» **Task goal**
Find all lines in the records that include the word "this", and copy them out.

» **Records provided**
-- START --

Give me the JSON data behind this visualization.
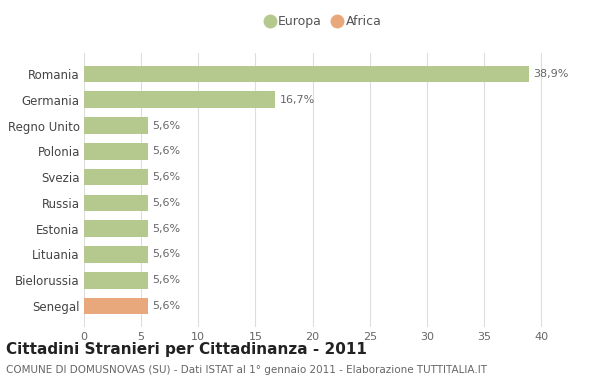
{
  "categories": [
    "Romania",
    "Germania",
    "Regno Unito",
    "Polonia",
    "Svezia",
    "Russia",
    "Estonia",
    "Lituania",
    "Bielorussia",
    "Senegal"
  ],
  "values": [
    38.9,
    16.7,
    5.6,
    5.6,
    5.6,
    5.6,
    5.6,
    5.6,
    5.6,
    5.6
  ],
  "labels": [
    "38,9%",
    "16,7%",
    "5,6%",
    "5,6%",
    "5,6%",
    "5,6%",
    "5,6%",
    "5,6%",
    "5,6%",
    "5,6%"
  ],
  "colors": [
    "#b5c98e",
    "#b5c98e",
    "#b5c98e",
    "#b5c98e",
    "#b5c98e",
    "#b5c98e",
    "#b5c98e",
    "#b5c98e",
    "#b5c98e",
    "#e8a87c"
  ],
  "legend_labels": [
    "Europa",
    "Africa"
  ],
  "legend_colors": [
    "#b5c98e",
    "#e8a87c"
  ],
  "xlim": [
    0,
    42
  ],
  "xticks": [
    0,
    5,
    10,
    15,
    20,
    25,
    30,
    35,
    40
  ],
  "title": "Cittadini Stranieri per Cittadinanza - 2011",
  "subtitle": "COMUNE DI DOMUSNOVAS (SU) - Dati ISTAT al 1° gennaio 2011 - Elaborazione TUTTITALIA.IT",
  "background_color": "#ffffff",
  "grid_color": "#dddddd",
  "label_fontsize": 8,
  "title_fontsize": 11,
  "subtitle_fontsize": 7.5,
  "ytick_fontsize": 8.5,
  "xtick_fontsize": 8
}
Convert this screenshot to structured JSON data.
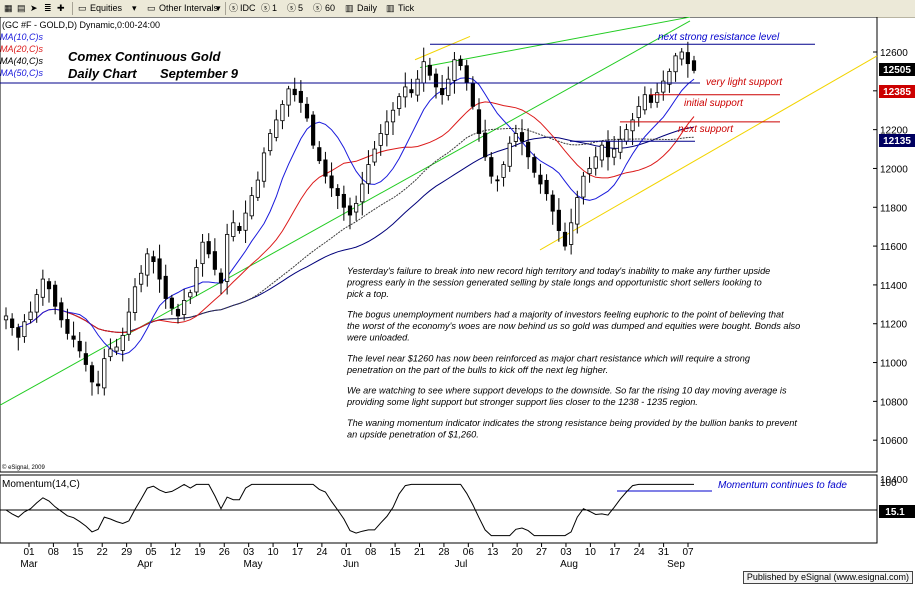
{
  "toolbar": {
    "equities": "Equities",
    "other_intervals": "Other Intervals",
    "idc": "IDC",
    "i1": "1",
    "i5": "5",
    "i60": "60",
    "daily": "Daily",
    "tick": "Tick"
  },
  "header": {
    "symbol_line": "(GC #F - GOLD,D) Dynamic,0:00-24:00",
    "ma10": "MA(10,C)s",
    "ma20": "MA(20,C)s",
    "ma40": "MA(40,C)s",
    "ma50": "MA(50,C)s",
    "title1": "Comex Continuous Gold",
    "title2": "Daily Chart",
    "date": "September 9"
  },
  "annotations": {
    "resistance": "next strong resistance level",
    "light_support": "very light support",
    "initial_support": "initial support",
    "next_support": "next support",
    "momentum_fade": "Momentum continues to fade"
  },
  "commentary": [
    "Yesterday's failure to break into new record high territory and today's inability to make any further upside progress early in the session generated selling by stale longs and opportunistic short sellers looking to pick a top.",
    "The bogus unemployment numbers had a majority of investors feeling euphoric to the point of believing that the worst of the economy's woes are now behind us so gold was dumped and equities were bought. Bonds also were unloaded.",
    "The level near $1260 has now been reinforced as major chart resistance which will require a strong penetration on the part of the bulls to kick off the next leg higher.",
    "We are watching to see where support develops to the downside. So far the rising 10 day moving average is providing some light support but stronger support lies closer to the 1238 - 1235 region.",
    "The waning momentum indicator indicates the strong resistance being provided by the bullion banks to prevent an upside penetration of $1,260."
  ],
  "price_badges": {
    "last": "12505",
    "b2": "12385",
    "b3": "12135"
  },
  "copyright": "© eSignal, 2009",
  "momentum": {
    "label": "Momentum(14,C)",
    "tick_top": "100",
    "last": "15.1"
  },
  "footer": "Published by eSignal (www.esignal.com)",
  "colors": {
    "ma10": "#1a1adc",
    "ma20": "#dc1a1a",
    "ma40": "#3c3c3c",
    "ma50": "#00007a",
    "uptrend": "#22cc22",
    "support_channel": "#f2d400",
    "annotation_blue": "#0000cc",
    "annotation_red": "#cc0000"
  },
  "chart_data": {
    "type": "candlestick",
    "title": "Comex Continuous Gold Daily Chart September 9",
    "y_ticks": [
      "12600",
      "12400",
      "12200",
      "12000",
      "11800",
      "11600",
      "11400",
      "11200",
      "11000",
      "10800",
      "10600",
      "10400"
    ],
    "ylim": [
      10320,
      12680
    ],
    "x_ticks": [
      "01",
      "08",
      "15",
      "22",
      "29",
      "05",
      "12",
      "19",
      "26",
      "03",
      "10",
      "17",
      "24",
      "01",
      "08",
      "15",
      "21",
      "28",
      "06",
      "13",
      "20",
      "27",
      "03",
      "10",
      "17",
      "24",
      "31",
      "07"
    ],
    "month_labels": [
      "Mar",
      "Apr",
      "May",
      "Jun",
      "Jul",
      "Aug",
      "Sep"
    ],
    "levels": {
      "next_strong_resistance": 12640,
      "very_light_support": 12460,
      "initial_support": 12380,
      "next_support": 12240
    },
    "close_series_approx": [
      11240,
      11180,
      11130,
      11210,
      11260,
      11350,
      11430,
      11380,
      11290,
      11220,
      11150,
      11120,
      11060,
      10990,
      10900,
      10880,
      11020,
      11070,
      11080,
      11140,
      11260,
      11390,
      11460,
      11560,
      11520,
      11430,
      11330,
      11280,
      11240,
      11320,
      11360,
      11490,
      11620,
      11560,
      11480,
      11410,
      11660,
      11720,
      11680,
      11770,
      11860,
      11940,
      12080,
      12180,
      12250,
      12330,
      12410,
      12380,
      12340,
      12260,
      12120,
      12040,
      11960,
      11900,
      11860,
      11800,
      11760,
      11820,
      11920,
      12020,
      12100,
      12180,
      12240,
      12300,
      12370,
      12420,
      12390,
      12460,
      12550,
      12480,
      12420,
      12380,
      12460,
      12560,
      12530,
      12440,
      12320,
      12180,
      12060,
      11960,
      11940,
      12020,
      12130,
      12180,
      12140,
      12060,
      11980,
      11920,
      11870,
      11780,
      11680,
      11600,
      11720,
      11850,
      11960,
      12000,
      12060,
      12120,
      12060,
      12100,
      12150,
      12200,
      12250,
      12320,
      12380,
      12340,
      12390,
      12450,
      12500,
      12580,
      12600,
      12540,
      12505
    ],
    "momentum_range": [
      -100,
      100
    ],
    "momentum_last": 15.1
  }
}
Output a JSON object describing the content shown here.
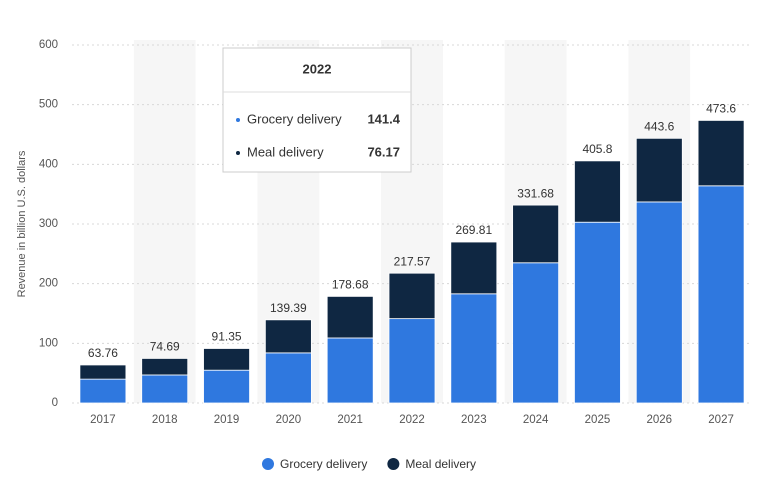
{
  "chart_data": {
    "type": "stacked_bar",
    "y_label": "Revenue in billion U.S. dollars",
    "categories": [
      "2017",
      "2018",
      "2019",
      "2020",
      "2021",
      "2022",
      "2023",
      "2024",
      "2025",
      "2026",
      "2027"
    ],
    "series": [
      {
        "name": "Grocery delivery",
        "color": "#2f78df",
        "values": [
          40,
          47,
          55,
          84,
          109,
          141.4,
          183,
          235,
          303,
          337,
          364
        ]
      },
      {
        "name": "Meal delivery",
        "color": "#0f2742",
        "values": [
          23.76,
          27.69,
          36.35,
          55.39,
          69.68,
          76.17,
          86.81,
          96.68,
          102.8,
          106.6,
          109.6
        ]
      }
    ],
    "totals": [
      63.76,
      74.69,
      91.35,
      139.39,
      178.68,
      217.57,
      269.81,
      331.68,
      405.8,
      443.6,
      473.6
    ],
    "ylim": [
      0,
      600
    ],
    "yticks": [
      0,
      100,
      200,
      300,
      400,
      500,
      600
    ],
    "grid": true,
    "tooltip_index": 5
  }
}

-- END --

» **Full solution**
Give me the JSON data behind this visualization.
Convert this screenshot to structured JSON data.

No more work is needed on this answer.